*** Record set ***

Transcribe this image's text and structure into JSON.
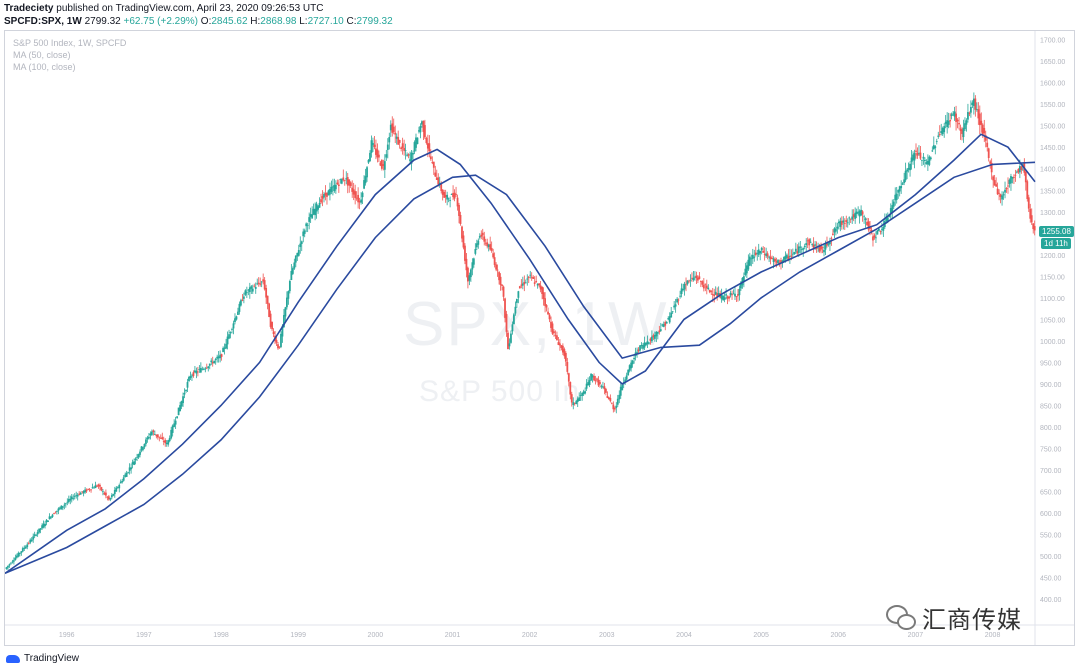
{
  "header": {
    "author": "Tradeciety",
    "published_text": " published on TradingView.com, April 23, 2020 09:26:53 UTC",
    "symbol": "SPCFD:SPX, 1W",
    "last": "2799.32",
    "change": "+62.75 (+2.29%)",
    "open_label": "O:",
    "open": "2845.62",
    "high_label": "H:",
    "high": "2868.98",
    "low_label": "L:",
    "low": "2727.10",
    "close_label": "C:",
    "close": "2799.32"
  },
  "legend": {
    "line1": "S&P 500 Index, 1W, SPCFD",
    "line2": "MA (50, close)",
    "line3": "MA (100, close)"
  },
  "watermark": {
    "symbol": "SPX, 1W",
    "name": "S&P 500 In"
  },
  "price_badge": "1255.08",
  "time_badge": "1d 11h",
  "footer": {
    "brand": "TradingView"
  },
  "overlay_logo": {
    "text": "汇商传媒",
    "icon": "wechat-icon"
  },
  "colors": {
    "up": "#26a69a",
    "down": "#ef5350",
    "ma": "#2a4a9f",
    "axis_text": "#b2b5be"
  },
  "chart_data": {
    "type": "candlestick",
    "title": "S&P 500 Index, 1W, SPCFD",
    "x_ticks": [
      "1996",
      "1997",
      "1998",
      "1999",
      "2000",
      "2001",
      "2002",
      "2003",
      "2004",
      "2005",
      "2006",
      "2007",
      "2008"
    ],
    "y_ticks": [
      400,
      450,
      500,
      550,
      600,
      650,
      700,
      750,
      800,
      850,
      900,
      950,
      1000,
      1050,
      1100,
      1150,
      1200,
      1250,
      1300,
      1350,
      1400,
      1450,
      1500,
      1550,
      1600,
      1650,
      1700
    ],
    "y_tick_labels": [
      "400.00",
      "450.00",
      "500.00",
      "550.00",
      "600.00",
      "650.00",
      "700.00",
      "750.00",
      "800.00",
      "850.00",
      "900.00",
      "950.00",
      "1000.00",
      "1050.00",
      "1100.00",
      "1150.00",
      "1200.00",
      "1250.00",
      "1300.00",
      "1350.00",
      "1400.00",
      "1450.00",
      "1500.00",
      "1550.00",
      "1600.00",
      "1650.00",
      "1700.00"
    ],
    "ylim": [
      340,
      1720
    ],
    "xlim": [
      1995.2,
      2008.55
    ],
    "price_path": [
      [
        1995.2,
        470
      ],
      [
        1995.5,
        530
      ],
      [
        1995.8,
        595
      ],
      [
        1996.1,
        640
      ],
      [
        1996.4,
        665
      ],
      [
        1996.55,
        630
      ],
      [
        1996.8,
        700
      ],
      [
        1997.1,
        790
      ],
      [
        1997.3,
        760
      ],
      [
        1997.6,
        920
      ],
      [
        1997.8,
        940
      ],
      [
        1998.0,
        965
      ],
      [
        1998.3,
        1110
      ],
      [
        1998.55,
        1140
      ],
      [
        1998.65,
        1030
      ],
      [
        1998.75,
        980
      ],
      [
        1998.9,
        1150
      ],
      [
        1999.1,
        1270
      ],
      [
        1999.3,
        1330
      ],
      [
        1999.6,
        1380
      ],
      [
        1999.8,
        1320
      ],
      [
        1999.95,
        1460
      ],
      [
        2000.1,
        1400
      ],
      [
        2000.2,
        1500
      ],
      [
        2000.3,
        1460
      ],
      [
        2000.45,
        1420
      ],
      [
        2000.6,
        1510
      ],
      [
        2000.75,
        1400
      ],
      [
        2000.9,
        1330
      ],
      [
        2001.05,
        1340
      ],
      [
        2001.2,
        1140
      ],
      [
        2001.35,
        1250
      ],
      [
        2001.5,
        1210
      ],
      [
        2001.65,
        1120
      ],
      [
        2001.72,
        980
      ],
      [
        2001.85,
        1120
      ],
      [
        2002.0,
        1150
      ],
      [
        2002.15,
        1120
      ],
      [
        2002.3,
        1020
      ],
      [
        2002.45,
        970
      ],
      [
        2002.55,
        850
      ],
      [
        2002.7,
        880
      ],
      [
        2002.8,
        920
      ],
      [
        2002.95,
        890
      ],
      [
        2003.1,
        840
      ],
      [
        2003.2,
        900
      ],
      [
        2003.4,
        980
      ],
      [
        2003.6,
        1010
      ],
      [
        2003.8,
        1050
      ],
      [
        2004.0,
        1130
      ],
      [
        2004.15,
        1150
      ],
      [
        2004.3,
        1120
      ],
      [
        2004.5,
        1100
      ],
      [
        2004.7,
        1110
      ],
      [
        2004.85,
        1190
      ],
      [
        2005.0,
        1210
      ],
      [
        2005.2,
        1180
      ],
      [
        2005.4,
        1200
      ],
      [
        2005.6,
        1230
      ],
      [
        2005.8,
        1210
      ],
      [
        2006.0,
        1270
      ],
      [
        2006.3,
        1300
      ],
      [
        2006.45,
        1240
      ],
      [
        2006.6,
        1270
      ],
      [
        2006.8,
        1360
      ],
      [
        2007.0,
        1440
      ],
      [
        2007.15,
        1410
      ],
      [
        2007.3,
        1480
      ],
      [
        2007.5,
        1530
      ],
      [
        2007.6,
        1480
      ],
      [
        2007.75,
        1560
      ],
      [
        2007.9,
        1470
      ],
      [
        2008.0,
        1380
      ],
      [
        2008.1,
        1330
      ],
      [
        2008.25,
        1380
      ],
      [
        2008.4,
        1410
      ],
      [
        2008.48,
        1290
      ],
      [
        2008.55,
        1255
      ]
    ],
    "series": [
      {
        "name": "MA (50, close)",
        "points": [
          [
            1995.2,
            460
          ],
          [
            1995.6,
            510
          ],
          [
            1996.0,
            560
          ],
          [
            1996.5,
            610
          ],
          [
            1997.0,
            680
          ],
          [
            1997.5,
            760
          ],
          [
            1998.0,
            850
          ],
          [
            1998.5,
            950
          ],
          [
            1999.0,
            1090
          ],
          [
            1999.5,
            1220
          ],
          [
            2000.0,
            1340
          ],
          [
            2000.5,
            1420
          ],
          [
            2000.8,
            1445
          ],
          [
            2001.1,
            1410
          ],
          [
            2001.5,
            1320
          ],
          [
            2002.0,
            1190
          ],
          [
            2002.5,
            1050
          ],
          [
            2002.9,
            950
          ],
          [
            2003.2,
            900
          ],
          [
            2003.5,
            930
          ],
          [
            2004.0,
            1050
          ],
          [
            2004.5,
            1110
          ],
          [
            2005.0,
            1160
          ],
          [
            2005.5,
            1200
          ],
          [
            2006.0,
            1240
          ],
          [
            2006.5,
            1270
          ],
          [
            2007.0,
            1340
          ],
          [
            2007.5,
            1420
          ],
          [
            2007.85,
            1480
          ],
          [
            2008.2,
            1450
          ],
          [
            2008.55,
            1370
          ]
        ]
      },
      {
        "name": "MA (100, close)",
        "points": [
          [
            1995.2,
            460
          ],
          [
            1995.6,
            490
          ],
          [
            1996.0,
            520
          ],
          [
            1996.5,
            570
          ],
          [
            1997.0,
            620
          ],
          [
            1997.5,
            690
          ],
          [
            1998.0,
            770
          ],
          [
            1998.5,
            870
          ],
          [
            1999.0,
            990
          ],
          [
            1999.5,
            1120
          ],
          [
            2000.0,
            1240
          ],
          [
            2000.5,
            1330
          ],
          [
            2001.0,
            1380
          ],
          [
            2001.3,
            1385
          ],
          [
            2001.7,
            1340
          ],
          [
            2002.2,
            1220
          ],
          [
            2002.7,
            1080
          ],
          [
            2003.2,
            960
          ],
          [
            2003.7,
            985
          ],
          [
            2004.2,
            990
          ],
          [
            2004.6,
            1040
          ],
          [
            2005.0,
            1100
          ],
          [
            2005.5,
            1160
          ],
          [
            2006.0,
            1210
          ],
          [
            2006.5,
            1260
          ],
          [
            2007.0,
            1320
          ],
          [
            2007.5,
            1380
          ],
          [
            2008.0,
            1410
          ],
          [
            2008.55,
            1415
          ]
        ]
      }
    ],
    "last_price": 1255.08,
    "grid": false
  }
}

***

* **Written request**
Take every line above carrying "TradingView" and return it.

* **The reply**
    "published_text": " published on TradingView.com, April 23, 2020 09:26:53 UTC",
    "brand": "TradingView"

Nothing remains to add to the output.